(Extracted records)
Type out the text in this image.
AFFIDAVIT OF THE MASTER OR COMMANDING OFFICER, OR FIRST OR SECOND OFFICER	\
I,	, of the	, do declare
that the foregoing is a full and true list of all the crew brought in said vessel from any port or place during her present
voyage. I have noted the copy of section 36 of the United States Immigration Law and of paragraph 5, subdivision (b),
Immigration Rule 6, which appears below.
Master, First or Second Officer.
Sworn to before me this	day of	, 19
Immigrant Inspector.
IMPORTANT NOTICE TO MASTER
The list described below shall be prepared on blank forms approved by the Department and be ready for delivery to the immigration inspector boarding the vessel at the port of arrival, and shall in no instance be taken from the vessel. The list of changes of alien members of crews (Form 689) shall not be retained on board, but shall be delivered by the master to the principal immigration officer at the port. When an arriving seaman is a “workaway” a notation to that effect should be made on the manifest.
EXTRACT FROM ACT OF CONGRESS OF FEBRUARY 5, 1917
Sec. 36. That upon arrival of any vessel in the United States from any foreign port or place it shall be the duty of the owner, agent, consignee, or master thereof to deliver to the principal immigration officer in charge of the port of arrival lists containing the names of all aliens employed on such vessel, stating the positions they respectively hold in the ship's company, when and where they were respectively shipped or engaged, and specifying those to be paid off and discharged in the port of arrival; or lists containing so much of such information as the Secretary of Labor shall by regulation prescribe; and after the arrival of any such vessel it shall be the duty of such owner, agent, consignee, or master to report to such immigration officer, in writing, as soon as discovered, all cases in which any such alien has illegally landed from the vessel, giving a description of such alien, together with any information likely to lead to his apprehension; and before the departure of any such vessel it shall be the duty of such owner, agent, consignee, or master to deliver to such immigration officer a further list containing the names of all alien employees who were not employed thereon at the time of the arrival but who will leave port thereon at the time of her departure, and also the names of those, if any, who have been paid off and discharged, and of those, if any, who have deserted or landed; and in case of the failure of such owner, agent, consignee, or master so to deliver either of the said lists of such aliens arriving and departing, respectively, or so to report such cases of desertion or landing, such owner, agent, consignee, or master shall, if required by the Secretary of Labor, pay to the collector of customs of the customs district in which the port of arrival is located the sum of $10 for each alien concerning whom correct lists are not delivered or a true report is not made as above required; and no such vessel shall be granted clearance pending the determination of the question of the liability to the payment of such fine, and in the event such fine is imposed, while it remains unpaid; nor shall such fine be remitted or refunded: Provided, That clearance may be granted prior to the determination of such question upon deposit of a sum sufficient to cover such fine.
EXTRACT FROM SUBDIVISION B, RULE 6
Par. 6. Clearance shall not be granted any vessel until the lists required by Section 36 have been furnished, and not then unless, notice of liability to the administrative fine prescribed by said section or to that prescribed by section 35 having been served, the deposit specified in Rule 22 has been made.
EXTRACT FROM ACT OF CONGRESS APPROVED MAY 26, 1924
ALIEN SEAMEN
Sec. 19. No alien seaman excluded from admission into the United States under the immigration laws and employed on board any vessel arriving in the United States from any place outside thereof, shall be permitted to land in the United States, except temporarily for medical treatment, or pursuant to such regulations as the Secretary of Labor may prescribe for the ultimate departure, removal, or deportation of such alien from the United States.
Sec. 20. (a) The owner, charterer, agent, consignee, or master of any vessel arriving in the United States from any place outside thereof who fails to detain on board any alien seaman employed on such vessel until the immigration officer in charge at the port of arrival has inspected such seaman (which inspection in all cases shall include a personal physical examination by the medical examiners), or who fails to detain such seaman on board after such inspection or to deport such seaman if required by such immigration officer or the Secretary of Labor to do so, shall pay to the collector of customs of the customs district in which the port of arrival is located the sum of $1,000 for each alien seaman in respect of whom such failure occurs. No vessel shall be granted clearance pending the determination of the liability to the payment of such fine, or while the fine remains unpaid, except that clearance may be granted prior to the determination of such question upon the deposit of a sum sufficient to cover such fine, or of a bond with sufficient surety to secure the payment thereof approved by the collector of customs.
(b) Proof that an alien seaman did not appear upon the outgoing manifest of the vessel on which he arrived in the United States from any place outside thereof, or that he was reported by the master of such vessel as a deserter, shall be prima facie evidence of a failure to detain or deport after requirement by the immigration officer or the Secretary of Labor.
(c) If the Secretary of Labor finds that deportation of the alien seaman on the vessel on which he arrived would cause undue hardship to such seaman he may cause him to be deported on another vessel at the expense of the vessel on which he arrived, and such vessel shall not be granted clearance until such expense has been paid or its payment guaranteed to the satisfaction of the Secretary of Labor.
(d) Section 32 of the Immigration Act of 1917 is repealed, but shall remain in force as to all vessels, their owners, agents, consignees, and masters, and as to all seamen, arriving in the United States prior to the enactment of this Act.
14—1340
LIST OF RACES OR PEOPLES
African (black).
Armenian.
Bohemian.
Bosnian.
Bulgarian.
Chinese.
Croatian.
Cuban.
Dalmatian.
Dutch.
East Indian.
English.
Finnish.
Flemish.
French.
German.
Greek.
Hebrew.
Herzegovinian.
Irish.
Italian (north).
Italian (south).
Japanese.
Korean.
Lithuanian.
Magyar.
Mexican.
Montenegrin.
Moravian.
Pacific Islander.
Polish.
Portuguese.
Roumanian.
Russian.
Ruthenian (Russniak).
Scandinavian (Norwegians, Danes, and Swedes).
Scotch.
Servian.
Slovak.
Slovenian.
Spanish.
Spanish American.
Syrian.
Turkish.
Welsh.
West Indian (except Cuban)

(To be done) Please output the complete data exactly.

(Task result)
Type out the text in this image.
AFFIDAVIT OF THE MASTER OR COMMANDING OFFICER, OR FIRST OR SECOND OFFICER	\
I,	, of the	, do declare
that the foregoing is a full and true list of all the crew brought in said vessel from any port or place during her present
voyage. I have noted the copy of section 36 of the United States Immigration Law and of paragraph 5, subdivision (b),
Immigration Rule 6, which appears below.
Master, First or Second Officer.
Sworn to before me this	day of	, 19
Immigrant Inspector.
IMPORTANT NOTICE TO MASTER
The list described below shall be prepared on blank forms approved by the Department and be ready for delivery to the immigration inspector boarding the vessel at the port of arrival, and shall in no instance be taken from the vessel. The list of changes of alien members of crews (Form 689) shall not be retained on board, but shall be delivered by the master to the principal immigration officer at the port. When an arriving seaman is a “workaway” a notation to that effect should be made on the manifest.
EXTRACT FROM ACT OF CONGRESS OF FEBRUARY 5, 1917
Sec. 36. That upon arrival of any vessel in the United States from any foreign port or place it shall be the duty of the owner, agent, consignee, or master thereof to deliver to the principal immigration officer in charge of the port of arrival lists containing the names of all aliens employed on such vessel, stating the positions they respectively hold in the ship's company, when and where they were respectively shipped or engaged, and specifying those to be paid off and discharged in the port of arrival; or lists containing so much of such information as the Secretary of Labor shall by regulation prescribe; and after the arrival of any such vessel it shall be the duty of such owner, agent, consignee, or master to report to such immigration officer, in writing, as soon as discovered, all cases in which any such alien has illegally landed from the vessel, giving a description of such alien, together with any information likely to lead to his apprehension; and before the departure of any such vessel it shall be the duty of such owner, agent, consignee, or master to deliver to such immigration officer a further list containing the names of all alien employees who were not employed thereon at the time of the arrival but who will leave port thereon at the time of her departure, and also the names of those, if any, who have been paid off and discharged, and of those, if any, who have deserted or landed; and in case of the failure of such owner, agent, consignee, or master so to deliver either of the said lists of such aliens arriving and departing, respectively, or so to report such cases of desertion or landing, such owner, agent, consignee, or master shall, if required by the Secretary of Labor, pay to the collector of customs of the customs district in which the port of arrival is located the sum of $10 for each alien concerning whom correct lists are not delivered or a true report is not made as above required; and no such vessel shall be granted clearance pending the determination of the question of the liability to the payment of such fine, and in the event such fine is imposed, while it remains unpaid; nor shall such fine be remitted or refunded: Provided, That clearance may be granted prior to the determination of such question upon deposit of a sum sufficient to cover such fine.
EXTRACT FROM SUBDIVISION B, RULE 6
Par. 6. Clearance shall not be granted any vessel until the lists required by Section 36 have been furnished, and not then unless, notice of liability to the administrative fine prescribed by said section or to that prescribed by section 35 having been served, the deposit specified in Rule 22 has been made.
EXTRACT FROM ACT OF CONGRESS APPROVED MAY 26, 1924
ALIEN SEAMEN
Sec. 19. No alien seaman excluded from admission into the United States under the immigration laws and employed on board any vessel arriving in the United States from any place outside thereof, shall be permitted to land in the United States, except temporarily for medical treatment, or pursuant to such regulations as the Secretary of Labor may prescribe for the ultimate departure, removal, or deportation of such alien from the United States.
Sec. 20. (a) The owner, charterer, agent, consignee, or master of any vessel arriving in the United States from any place outside thereof who fails to detain on board any alien seaman employed on such vessel until the immigration officer in charge at the port of arrival has inspected such seaman (which inspection in all cases shall include a personal physical examination by the medical examiners), or who fails to detain such seaman on board after such inspection or to deport such seaman if required by such immigration officer or the Secretary of Labor to do so, shall pay to the collector of customs of the customs district in which the port of arrival is located the sum of $1,000 for each alien seaman in respect of whom such failure occurs. No vessel shall be granted clearance pending the determination of the liability to the payment of such fine, or while the fine remains unpaid, except that clearance may be granted prior to the determination of such question upon the deposit of a sum sufficient to cover such fine, or of a bond with sufficient surety to secure the payment thereof approved by the collector of customs.
(b) Proof that an alien seaman did not appear upon the outgoing manifest of the vessel on which he arrived in the United States from any place outside thereof, or that he was reported by the master of such vessel as a deserter, shall be prima facie evidence of a failure to detain or deport after requirement by the immigration officer or the Secretary of Labor.
(c) If the Secretary of Labor finds that deportation of the alien seaman on the vessel on which he arrived would cause undue hardship to such seaman he may cause him to be deported on another vessel at the expense of the vessel on which he arrived, and such vessel shall not be granted clearance until such expense has been paid or its payment guaranteed to the satisfaction of the Secretary of Labor.
(d) Section 32 of the Immigration Act of 1917 is repealed, but shall remain in force as to all vessels, their owners, agents, consignees, and masters, and as to all seamen, arriving in the United States prior to the enactment of this Act.
14—1340
LIST OF RACES OR PEOPLES
African (black).
Armenian.
Bohemian.
Bosnian.
Bulgarian.
Chinese.
Croatian.
Cuban.
Dalmatian.
Dutch.
East Indian.
English.
Finnish.
Flemish.
French.
German.
Greek.
Hebrew.
Herzegovinian.
Irish.
Italian (north).
Italian (south).
Japanese.
Korean.
Lithuanian.
Magyar.
Mexican.
Montenegrin.
Moravian.
Pacific Islander.
Polish.
Portuguese.
Roumanian.
Russian.
Ruthenian (Russniak).
Scandinavian (Norwegians, Danes, and Swedes).
Scotch.
Servian.
Slovak.
Slovenian.
Spanish.
Spanish American.
Syrian.
Turkish.
Welsh.
West Indian (except Cuban)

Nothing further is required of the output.